Climatology Missing Values Test: Use masked array data and mask to create z_idx

iwensu0313 commented 3 months ago

This is a follow-up PR related to #107.

While working on #107 I noticed that we were overwriting the MISSING data flag with a GOOD data flag. The #107 PR implemented a fix that is more of a bandaid that created the desired output, but doesn't address the underlying undesired behavior.

The undesired behavior was occurring because we weren't using the masked array inp to create z_idx. See thread: https://github.com/ioos/ioos_qc/pull/107#discussion_r1546310270. @kthyng helped find the fix for this change!

I also put flag_arr[inp.mask] = QartodFlags.MISSING back where it was because I think we should be made aware if the underlying code is not working as expected (e.g. if newer numpy package versions changed the way masked arrays behave).

iwensu0313 commented 3 months ago

@ocefpaf

ocefpaf commented 3 months ago

Awesome! @iwensu0313 I don't want to tax you too much but do you believe you can come up with a test case to avoid future regressions? Something that fails in the previous code but passes now would do.

iwensu0313 commented 3 months ago

Awesome! @iwensu0313 I don't want to tax you too much but do you believe you can come up with a test case to avoid future regressions? Something that fails in the previous code but passes now would do.

@ocefpaf, unless I'm missing something, this test QartodClimatologyMissingTest added in #107 does exactly that? It basically is testing against the scenario provided by lgarzio in https://github.com/ioos/ioos_qc/issues/65#issue-996257078

It fails previously but passes w/ the fixes added in both https://github.com/ioos/ioos_qc/pull/107 and https://github.com/ioos/ioos_qc/pull/108. The change introduced in this PR is meant to be part of #107, but #107 is already merged.

What is expected >> Continue the pull request discussion on the climatology missing-values fix, starting after its final sentence.

Given information >>
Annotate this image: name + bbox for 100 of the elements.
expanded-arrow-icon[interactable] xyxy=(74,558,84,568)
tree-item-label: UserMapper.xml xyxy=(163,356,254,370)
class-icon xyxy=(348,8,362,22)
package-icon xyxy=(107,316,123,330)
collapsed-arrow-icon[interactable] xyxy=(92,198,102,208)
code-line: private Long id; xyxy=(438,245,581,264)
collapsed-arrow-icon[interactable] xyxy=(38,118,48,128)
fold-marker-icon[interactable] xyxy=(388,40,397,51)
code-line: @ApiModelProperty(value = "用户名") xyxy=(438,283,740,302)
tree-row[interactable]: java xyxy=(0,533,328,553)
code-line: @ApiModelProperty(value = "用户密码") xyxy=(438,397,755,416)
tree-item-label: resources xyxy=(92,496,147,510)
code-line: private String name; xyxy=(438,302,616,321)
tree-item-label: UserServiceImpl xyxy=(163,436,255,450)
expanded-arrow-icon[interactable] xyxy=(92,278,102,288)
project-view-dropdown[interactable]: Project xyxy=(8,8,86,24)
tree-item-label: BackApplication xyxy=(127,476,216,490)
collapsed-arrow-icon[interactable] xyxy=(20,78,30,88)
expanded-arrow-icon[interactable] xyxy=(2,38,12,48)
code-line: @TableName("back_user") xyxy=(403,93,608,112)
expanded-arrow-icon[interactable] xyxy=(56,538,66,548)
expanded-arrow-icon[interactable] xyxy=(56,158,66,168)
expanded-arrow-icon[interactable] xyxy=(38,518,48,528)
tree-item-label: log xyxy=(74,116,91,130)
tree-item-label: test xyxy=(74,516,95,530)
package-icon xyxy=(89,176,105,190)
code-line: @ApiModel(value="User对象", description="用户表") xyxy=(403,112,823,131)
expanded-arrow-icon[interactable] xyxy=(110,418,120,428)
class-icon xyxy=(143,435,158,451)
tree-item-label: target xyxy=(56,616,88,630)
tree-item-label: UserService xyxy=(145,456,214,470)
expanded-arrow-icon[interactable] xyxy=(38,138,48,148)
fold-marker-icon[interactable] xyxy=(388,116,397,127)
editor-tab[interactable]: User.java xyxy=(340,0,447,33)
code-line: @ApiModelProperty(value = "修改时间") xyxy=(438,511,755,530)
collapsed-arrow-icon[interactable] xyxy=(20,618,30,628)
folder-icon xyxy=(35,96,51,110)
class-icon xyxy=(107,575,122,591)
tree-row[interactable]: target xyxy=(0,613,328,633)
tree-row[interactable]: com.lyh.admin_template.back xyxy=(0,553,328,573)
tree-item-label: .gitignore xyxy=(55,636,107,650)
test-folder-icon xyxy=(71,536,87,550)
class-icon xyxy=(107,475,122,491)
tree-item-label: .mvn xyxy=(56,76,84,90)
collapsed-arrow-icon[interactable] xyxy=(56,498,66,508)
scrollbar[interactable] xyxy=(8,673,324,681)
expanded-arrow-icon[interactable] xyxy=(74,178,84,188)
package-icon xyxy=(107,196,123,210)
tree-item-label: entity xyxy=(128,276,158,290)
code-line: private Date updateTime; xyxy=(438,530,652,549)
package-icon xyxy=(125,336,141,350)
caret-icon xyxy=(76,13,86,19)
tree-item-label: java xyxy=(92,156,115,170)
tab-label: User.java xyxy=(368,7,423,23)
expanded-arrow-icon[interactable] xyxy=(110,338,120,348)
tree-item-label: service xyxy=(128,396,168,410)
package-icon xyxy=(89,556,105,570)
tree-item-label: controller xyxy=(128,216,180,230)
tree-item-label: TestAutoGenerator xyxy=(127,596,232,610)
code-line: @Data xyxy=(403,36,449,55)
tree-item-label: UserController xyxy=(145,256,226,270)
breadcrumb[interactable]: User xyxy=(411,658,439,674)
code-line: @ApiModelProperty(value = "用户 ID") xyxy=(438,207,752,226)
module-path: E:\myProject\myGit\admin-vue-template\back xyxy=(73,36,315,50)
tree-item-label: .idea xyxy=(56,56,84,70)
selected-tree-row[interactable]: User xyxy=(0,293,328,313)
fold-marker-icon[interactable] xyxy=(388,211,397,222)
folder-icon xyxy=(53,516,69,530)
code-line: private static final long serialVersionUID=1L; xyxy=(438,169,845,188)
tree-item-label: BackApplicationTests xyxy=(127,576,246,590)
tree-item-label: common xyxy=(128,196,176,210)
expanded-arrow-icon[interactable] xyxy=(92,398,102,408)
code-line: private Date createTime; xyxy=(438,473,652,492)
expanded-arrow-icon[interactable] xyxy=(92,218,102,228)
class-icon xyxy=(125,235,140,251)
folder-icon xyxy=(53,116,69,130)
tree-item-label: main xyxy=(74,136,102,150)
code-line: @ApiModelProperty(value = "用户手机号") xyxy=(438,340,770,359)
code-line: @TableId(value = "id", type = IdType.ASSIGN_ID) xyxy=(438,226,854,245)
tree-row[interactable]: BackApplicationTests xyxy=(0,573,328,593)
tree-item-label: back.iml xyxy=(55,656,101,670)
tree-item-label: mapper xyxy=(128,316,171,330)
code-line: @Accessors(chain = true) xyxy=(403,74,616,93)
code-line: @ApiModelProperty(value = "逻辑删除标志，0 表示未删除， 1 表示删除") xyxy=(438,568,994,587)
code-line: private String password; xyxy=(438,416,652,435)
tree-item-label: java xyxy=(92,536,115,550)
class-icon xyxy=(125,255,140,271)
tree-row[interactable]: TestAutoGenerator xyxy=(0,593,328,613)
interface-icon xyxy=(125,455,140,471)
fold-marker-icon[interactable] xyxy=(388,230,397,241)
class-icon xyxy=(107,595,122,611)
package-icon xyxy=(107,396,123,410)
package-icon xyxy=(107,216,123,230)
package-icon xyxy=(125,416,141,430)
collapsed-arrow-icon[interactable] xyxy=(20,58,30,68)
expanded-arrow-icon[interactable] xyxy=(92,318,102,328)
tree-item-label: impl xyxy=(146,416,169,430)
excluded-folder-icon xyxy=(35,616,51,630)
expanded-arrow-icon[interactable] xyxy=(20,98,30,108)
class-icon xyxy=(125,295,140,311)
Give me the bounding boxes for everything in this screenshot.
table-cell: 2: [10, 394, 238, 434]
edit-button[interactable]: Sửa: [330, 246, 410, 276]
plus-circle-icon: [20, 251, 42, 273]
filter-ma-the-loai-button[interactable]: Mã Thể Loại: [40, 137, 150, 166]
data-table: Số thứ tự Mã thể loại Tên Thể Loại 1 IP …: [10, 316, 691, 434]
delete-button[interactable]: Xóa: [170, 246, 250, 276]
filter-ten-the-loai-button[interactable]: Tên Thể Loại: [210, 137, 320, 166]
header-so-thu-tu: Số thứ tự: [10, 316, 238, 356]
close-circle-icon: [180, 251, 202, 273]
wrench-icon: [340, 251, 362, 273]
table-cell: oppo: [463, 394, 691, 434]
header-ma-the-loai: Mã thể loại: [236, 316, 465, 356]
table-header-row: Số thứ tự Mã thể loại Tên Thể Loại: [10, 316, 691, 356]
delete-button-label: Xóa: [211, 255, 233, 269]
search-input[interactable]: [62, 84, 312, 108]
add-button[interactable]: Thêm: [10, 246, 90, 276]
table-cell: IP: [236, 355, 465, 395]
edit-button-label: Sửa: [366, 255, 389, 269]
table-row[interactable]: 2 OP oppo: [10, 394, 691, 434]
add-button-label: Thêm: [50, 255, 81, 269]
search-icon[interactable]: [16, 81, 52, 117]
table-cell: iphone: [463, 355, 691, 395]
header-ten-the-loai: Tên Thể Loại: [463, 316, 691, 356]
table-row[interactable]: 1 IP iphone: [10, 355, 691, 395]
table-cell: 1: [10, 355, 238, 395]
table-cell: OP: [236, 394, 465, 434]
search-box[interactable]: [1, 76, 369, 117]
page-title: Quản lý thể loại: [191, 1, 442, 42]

Task result >>
ocefpaf commented 3 months ago

I guess I was confused b/c that test passed in 107 but it shouldn't without this change, no?

iwensu0313 commented 3 months ago

@ocefpaf yea it's a bit confusing w/ the changes spread across two PRs.

Essentially I am replacing the fix in #107 with the fix here to address the same issue. The test I added in #107 tests both fixes but this is the better fix. The test in #107 passed because I moved flag_arr[inp.mask] = QartodFlags.MISSING to the bottom of the check() function. That was the bandaid fix. In this Pr #108 , I move flag_arr[inp.mask] = QartodFlags.MISSING back to where it was before, which would cause the QartodClimatologyMissingTest test to fail again. Fixing how we define z_idx when zspan is not set to z_idx = np.ma.array(data=~np.isnan(inp.data), mask=inp.mask, fill_value=999999), addressing the underlying issue, allows the test to pass again.

Let me know if it's worth walking through what's happening in the check() function to better explain this approach!

The summary is that

In PR #107, what would happen in the check() function is that we would still allow missing data to be given a flag of 1 (incorrect flag). Then overwrite it with a flag of 9 (the correct flag)
In this PR #108, what would happen is in the check() function is that we would apply flag of 9 to missing data (correct flag)

iwensu0313 commented 3 months ago

If I'm missing something though.. let me know if there is an additional test case I should be testing! I am not sure what that would be.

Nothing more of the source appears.